(Part of a data file)
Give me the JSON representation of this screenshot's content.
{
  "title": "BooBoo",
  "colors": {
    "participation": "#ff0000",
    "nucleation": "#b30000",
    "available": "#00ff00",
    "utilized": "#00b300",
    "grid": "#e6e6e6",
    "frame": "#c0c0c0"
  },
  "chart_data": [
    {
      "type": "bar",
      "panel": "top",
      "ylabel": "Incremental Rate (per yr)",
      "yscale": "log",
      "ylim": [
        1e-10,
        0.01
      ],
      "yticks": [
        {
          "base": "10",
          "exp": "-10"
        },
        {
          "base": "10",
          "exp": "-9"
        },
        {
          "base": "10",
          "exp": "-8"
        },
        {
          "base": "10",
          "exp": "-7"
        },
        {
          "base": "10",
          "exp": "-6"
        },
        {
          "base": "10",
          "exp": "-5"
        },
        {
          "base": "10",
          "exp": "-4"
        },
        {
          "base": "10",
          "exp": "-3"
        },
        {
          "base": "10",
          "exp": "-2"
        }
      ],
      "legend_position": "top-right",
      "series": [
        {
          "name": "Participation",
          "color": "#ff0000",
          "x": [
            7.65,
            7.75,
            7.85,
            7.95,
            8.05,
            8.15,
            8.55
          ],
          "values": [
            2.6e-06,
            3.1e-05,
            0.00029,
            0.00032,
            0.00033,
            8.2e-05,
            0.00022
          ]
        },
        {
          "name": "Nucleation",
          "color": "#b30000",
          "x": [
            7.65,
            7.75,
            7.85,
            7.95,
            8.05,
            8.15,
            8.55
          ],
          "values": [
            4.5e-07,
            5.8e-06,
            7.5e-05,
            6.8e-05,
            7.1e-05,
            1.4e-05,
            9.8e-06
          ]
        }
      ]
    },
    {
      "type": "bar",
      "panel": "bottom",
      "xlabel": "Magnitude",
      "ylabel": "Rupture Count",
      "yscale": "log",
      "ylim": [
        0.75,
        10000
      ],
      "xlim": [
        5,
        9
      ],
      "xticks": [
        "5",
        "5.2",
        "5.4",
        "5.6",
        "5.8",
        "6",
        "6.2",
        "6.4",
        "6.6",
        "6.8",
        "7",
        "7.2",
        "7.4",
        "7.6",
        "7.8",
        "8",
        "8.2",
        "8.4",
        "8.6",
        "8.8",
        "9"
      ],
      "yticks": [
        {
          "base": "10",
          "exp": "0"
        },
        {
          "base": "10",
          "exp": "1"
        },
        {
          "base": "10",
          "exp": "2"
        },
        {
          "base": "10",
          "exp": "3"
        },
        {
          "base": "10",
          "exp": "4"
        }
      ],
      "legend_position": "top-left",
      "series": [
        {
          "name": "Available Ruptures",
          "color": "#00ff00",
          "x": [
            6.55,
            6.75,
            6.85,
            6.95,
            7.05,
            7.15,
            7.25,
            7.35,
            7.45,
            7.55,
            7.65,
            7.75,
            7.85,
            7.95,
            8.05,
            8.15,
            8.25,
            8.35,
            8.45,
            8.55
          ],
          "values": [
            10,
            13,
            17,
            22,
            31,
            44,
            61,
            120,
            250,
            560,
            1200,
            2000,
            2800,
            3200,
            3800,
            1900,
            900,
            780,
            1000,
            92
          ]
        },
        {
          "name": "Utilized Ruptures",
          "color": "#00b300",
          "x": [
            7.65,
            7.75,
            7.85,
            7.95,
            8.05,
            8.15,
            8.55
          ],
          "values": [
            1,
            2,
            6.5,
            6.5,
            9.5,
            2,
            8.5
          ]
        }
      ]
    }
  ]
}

Exercise. Pull every line containing the word "ylabel" out of the material.

Problem solution.
      "ylabel": "Incremental Rate (per yr)",
      "ylabel": "Rupture Count",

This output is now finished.